YOUR GOAL – State how many lines of the entries include the string "marker", please, leaving out everything but the number.

PROVIDED MATERIAL –

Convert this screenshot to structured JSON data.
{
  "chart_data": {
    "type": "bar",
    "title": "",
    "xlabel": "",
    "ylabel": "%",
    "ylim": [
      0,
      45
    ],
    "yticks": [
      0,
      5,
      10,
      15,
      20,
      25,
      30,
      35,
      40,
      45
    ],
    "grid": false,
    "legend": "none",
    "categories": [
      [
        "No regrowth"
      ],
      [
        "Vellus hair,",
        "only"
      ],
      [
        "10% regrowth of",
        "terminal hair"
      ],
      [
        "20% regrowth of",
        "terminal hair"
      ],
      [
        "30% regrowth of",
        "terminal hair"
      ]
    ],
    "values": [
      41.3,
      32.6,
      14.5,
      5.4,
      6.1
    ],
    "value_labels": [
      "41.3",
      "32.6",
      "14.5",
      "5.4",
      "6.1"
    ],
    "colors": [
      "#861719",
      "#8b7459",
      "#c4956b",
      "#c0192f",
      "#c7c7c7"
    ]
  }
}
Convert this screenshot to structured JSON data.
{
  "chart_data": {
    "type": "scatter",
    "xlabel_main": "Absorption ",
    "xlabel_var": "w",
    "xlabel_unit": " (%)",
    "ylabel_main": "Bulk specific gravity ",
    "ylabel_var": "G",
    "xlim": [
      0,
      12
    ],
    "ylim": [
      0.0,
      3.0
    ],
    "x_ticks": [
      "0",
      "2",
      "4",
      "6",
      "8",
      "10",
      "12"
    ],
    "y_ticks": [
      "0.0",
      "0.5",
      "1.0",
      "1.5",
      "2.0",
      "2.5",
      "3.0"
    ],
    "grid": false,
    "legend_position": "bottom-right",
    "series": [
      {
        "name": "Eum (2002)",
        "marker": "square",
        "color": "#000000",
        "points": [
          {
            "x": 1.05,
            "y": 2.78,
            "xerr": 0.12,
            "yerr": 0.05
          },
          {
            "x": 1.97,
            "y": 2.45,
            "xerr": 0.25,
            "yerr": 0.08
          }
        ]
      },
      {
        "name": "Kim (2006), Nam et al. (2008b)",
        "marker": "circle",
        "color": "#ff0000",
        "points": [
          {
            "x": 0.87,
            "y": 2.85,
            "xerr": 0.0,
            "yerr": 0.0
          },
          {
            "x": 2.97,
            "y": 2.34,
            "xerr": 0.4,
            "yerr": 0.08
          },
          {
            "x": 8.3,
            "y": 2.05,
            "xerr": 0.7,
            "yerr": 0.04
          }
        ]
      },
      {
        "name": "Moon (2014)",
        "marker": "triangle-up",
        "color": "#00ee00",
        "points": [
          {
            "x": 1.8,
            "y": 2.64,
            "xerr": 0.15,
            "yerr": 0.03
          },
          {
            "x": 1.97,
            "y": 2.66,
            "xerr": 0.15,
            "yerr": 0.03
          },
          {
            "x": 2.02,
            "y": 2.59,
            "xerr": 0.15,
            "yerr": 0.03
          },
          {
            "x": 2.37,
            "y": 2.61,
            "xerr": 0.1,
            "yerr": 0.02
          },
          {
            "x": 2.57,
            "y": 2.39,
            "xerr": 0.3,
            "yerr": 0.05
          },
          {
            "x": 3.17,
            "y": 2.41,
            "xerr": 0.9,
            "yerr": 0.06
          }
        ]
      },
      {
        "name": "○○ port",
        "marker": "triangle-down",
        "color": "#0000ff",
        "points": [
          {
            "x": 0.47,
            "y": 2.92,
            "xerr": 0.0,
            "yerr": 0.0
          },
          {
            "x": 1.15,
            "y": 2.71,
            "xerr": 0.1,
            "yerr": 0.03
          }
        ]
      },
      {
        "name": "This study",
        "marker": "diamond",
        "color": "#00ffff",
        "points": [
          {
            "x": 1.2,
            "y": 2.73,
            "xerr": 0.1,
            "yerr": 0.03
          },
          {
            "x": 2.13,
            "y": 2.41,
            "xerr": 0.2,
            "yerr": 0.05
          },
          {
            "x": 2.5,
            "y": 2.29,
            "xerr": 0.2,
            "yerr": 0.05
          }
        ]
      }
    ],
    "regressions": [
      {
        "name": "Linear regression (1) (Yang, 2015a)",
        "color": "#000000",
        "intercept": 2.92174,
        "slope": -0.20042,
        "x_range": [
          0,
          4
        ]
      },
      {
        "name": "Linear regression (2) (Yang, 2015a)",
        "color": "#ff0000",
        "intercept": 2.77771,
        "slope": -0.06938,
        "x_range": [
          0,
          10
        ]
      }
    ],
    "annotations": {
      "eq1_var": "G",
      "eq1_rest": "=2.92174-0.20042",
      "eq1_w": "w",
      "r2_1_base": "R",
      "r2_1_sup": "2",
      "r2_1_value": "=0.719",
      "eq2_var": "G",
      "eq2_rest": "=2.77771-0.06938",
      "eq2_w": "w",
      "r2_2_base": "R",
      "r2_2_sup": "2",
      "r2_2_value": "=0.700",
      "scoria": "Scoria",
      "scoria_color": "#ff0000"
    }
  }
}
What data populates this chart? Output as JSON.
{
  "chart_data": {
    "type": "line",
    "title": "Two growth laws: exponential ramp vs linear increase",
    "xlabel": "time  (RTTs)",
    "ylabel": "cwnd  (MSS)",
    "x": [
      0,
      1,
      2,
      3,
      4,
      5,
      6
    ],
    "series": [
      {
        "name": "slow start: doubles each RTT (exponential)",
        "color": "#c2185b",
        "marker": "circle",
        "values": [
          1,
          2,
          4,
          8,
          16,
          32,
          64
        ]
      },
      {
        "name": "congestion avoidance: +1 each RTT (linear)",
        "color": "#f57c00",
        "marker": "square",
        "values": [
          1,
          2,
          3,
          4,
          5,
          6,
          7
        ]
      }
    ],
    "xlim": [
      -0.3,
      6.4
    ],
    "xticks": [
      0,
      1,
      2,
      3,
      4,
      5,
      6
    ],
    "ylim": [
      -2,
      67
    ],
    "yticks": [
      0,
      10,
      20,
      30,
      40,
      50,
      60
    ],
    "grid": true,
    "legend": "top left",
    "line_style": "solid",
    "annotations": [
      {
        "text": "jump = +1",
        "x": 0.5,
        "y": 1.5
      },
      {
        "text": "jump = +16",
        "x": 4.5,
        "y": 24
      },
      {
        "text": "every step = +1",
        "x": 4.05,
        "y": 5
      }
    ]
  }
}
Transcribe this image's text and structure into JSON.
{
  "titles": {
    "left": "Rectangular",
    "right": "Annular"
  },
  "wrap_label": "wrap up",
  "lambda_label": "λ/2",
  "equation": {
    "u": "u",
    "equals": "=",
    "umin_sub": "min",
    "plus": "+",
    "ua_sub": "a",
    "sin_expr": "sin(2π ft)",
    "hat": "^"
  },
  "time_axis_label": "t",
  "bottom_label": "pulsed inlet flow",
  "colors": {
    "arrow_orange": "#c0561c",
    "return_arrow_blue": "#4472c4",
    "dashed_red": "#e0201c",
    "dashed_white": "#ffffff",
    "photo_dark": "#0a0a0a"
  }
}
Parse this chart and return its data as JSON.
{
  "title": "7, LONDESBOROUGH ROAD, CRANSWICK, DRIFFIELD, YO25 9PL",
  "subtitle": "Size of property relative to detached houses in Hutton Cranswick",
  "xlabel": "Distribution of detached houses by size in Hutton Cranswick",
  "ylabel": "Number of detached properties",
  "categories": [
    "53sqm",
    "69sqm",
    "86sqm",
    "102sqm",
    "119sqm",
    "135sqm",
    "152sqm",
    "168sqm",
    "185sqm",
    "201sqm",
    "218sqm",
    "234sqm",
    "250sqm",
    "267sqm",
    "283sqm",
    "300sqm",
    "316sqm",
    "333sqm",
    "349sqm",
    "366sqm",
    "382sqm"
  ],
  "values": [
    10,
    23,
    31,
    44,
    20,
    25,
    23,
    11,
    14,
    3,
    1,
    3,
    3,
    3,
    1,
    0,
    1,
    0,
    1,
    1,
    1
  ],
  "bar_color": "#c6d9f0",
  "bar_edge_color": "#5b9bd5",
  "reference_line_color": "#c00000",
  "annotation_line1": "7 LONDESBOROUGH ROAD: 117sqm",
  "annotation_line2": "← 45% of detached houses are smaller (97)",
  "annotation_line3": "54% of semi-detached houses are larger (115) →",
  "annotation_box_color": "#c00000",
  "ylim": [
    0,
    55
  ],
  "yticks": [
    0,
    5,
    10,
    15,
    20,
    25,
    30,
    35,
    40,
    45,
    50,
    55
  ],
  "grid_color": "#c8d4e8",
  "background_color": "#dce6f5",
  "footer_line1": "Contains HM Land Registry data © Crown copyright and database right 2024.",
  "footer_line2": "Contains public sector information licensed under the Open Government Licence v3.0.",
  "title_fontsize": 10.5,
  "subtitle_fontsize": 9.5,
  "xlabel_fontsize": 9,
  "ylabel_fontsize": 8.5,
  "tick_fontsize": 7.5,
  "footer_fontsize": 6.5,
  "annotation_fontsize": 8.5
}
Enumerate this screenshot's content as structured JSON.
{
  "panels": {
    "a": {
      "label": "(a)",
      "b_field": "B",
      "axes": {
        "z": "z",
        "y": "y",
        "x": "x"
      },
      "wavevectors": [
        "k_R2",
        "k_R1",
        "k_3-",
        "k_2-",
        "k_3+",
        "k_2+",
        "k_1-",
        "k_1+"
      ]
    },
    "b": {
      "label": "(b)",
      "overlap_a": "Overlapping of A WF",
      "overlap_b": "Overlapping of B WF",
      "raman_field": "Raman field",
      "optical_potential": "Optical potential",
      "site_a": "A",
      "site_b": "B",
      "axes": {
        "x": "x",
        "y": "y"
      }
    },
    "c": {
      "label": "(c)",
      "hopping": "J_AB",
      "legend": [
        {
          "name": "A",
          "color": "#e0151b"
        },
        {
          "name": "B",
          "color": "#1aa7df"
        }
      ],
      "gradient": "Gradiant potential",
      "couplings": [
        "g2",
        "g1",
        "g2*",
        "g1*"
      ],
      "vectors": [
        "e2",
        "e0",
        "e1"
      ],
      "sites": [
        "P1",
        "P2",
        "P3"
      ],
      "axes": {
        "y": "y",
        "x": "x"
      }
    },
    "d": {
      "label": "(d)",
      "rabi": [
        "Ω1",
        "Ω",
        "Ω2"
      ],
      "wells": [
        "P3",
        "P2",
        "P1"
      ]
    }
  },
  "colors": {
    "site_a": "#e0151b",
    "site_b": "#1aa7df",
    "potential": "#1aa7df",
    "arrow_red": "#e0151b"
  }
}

ANSWER BELOW – 7